> **JOB**
Locate every line in the records below that holds the word "Walk" and return each one.

> **Raw records**
★ ★ ★ ★ ★ ★ ★
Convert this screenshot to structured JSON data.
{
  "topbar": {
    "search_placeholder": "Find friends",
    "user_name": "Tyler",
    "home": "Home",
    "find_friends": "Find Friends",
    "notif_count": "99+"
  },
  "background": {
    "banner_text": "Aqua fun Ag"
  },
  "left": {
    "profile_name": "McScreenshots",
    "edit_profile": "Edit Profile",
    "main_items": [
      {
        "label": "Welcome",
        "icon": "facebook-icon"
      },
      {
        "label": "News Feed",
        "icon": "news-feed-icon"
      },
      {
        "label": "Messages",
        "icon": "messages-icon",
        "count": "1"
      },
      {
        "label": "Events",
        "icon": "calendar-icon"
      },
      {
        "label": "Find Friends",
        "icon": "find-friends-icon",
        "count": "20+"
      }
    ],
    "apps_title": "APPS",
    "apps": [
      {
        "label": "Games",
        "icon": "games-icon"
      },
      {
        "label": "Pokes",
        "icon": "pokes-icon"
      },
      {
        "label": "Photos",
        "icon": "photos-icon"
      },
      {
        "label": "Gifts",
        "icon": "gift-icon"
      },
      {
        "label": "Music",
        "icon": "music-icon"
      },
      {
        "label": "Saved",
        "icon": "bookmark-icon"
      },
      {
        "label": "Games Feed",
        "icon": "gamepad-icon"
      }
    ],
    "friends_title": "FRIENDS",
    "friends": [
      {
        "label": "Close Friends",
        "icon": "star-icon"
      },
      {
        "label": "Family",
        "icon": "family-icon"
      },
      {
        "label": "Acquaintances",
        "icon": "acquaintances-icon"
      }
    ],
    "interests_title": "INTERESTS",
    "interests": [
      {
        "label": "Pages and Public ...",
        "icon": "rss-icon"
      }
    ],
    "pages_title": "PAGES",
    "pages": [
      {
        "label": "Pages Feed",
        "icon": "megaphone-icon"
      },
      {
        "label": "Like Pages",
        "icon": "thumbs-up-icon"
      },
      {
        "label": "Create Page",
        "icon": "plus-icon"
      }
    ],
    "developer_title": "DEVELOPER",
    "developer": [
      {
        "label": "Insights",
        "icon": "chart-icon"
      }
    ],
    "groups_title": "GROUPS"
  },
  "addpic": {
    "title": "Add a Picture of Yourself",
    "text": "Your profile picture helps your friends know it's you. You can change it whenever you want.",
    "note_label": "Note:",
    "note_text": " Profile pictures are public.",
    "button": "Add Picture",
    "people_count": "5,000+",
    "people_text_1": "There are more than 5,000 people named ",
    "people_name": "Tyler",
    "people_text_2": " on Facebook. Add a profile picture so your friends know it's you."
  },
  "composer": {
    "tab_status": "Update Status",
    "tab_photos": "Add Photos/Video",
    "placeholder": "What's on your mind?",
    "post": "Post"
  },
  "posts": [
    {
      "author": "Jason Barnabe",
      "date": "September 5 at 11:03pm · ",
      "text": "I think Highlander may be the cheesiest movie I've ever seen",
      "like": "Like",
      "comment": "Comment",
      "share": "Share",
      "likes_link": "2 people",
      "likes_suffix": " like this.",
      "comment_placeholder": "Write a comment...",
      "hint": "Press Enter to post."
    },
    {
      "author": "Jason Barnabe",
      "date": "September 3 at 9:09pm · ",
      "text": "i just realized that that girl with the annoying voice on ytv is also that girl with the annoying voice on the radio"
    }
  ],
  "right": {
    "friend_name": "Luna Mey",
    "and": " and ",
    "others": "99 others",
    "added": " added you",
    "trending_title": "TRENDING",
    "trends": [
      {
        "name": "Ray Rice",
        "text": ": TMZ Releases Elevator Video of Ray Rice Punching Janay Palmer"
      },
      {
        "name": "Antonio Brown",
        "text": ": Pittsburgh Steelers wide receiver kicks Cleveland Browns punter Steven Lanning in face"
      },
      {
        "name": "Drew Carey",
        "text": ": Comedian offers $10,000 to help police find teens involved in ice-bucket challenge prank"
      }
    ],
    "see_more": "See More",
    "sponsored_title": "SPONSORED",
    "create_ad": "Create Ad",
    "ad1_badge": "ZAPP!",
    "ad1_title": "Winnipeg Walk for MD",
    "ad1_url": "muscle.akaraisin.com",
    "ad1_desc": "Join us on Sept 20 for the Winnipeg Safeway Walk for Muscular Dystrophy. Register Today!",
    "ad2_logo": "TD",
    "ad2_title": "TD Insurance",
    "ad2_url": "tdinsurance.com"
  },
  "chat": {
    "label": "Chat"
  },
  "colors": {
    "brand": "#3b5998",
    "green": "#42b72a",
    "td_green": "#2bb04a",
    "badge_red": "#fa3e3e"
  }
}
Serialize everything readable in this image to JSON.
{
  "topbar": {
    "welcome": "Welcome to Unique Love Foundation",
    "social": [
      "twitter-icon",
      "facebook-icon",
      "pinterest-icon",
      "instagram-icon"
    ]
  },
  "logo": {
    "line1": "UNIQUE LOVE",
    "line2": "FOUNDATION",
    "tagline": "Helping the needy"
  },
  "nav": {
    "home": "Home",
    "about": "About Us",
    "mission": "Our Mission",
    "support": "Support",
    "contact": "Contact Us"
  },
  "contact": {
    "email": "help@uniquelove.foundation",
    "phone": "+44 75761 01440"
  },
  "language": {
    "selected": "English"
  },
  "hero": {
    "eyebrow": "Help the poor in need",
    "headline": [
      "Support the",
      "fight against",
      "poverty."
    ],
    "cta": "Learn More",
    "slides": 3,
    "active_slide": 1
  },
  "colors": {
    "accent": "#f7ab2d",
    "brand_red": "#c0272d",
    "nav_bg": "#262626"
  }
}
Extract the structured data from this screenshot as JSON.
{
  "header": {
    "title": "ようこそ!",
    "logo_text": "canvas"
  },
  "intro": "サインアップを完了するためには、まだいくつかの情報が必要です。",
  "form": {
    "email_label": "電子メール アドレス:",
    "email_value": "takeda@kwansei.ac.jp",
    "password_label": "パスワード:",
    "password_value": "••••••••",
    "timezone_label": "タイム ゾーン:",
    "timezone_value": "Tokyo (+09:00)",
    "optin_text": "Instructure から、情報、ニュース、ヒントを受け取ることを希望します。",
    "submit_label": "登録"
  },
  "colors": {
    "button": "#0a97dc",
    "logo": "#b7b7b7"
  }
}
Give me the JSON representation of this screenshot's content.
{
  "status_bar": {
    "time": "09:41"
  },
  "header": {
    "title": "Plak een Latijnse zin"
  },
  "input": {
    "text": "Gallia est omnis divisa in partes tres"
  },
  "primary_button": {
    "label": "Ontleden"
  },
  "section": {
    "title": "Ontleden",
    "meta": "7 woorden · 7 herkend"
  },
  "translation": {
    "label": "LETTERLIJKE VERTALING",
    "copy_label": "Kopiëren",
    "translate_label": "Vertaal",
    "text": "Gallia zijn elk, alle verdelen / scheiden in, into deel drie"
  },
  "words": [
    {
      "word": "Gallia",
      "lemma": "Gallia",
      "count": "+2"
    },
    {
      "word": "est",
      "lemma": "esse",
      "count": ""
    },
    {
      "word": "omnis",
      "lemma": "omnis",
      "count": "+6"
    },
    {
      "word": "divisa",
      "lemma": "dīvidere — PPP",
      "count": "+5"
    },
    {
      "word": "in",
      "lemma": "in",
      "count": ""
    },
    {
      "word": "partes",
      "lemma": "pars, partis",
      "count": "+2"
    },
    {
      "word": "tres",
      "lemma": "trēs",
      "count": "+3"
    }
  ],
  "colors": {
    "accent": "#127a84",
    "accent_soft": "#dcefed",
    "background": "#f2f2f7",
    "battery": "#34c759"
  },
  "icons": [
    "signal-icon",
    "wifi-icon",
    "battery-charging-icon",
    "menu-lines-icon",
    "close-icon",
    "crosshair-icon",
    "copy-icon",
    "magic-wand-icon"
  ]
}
★ ★ ★ ★ ★ ★ ★
> **SOLUTION TO THIS EXERCISE**
    "ad1_title": "Winnipeg Walk for MD",
    "ad1_desc": "Join us on Sept 20 for the Winnipeg Safeway Walk for Muscular Dystrophy. Register Today!",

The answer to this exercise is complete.